Present the data once more in exactly its original form.
──────── Input for this task
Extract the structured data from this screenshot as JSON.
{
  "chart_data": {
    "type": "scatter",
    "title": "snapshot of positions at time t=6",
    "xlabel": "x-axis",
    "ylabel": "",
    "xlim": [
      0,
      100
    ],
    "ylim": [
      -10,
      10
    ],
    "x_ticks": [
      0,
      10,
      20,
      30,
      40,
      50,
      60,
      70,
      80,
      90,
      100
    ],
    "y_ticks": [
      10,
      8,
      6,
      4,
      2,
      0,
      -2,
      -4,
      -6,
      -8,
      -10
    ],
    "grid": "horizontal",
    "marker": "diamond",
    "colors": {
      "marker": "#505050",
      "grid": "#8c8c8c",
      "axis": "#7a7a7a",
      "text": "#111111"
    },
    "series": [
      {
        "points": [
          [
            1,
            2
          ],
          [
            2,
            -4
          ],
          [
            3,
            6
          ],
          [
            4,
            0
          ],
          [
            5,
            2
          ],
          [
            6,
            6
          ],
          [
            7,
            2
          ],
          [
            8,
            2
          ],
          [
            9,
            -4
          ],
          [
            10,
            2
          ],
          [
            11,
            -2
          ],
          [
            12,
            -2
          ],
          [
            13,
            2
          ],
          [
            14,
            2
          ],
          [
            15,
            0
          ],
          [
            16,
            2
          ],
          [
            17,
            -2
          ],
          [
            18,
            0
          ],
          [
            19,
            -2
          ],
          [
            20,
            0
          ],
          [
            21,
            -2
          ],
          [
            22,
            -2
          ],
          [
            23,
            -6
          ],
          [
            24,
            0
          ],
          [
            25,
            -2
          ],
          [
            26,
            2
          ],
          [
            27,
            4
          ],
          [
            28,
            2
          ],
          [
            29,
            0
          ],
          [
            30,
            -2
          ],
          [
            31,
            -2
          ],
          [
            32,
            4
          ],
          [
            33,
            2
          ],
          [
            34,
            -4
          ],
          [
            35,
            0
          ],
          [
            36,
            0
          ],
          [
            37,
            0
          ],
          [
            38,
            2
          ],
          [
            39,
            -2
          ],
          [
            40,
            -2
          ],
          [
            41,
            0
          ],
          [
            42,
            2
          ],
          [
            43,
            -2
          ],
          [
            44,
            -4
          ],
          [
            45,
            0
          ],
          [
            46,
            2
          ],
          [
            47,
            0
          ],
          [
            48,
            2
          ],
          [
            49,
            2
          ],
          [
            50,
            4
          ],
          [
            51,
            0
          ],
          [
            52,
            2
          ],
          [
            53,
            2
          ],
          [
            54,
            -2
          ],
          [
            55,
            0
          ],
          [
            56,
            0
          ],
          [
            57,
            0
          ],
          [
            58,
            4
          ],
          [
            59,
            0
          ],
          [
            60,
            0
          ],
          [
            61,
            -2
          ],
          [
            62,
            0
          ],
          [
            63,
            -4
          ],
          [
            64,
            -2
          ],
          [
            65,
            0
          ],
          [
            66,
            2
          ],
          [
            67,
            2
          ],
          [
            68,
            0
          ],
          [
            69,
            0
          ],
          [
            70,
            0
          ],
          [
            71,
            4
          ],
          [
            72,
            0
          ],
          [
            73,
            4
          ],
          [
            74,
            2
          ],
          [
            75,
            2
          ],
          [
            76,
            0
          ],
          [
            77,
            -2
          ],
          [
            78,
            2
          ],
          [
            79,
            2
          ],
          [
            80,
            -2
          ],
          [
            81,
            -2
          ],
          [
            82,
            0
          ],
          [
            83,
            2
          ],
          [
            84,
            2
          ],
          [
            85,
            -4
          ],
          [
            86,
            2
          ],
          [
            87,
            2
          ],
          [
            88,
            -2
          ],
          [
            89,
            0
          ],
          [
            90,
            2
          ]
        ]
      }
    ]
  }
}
────────────────
**Response for this exercise:**
Extract the structured data from this screenshot as JSON.
{
  "chart_data": {
    "type": "scatter",
    "title": "snapshot of positions at time t=6",
    "xlabel": "x-axis",
    "ylabel": "",
    "xlim": [
      0,
      100
    ],
    "ylim": [
      -10,
      10
    ],
    "x_ticks": [
      0,
      10,
      20,
      30,
      40,
      50,
      60,
      70,
      80,
      90,
      100
    ],
    "y_ticks": [
      10,
      8,
      6,
      4,
      2,
      0,
      -2,
      -4,
      -6,
      -8,
      -10
    ],
    "grid": "horizontal",
    "marker": "diamond",
    "colors": {
      "marker": "#505050",
      "grid": "#8c8c8c",
      "axis": "#7a7a7a",
      "text": "#111111"
    },
    "series": [
      {
        "points": [
          [
            1,
            2
          ],
          [
            2,
            -4
          ],
          [
            3,
            6
          ],
          [
            4,
            0
          ],
          [
            5,
            2
          ],
          [
            6,
            6
          ],
          [
            7,
            2
          ],
          [
            8,
            2
          ],
          [
            9,
            -4
          ],
          [
            10,
            2
          ],
          [
            11,
            -2
          ],
          [
            12,
            -2
          ],
          [
            13,
            2
          ],
          [
            14,
            2
          ],
          [
            15,
            0
          ],
          [
            16,
            2
          ],
          [
            17,
            -2
          ],
          [
            18,
            0
          ],
          [
            19,
            -2
          ],
          [
            20,
            0
          ],
          [
            21,
            -2
          ],
          [
            22,
            -2
          ],
          [
            23,
            -6
          ],
          [
            24,
            0
          ],
          [
            25,
            -2
          ],
          [
            26,
            2
          ],
          [
            27,
            4
          ],
          [
            28,
            2
          ],
          [
            29,
            0
          ],
          [
            30,
            -2
          ],
          [
            31,
            -2
          ],
          [
            32,
            4
          ],
          [
            33,
            2
          ],
          [
            34,
            -4
          ],
          [
            35,
            0
          ],
          [
            36,
            0
          ],
          [
            37,
            0
          ],
          [
            38,
            2
          ],
          [
            39,
            -2
          ],
          [
            40,
            -2
          ],
          [
            41,
            0
          ],
          [
            42,
            2
          ],
          [
            43,
            -2
          ],
          [
            44,
            -4
          ],
          [
            45,
            0
          ],
          [
            46,
            2
          ],
          [
            47,
            0
          ],
          [
            48,
            2
          ],
          [
            49,
            2
          ],
          [
            50,
            4
          ],
          [
            51,
            0
          ],
          [
            52,
            2
          ],
          [
            53,
            2
          ],
          [
            54,
            -2
          ],
          [
            55,
            0
          ],
          [
            56,
            0
          ],
          [
            57,
            0
          ],
          [
            58,
            4
          ],
          [
            59,
            0
          ],
          [
            60,
            0
          ],
          [
            61,
            -2
          ],
          [
            62,
            0
          ],
          [
            63,
            -4
          ],
          [
            64,
            -2
          ],
          [
            65,
            0
          ],
          [
            66,
            2
          ],
          [
            67,
            2
          ],
          [
            68,
            0
          ],
          [
            69,
            0
          ],
          [
            70,
            0
          ],
          [
            71,
            4
          ],
          [
            72,
            0
          ],
          [
            73,
            4
          ],
          [
            74,
            2
          ],
          [
            75,
            2
          ],
          [
            76,
            0
          ],
          [
            77,
            -2
          ],
          [
            78,
            2
          ],
          [
            79,
            2
          ],
          [
            80,
            -2
          ],
          [
            81,
            -2
          ],
          [
            82,
            0
          ],
          [
            83,
            2
          ],
          [
            84,
            2
          ],
          [
            85,
            -4
          ],
          [
            86,
            2
          ],
          [
            87,
            2
          ],
          [
            88,
            -2
          ],
          [
            89,
            0
          ],
          [
            90,
            2
          ]
        ]
      }
    ]
  }
}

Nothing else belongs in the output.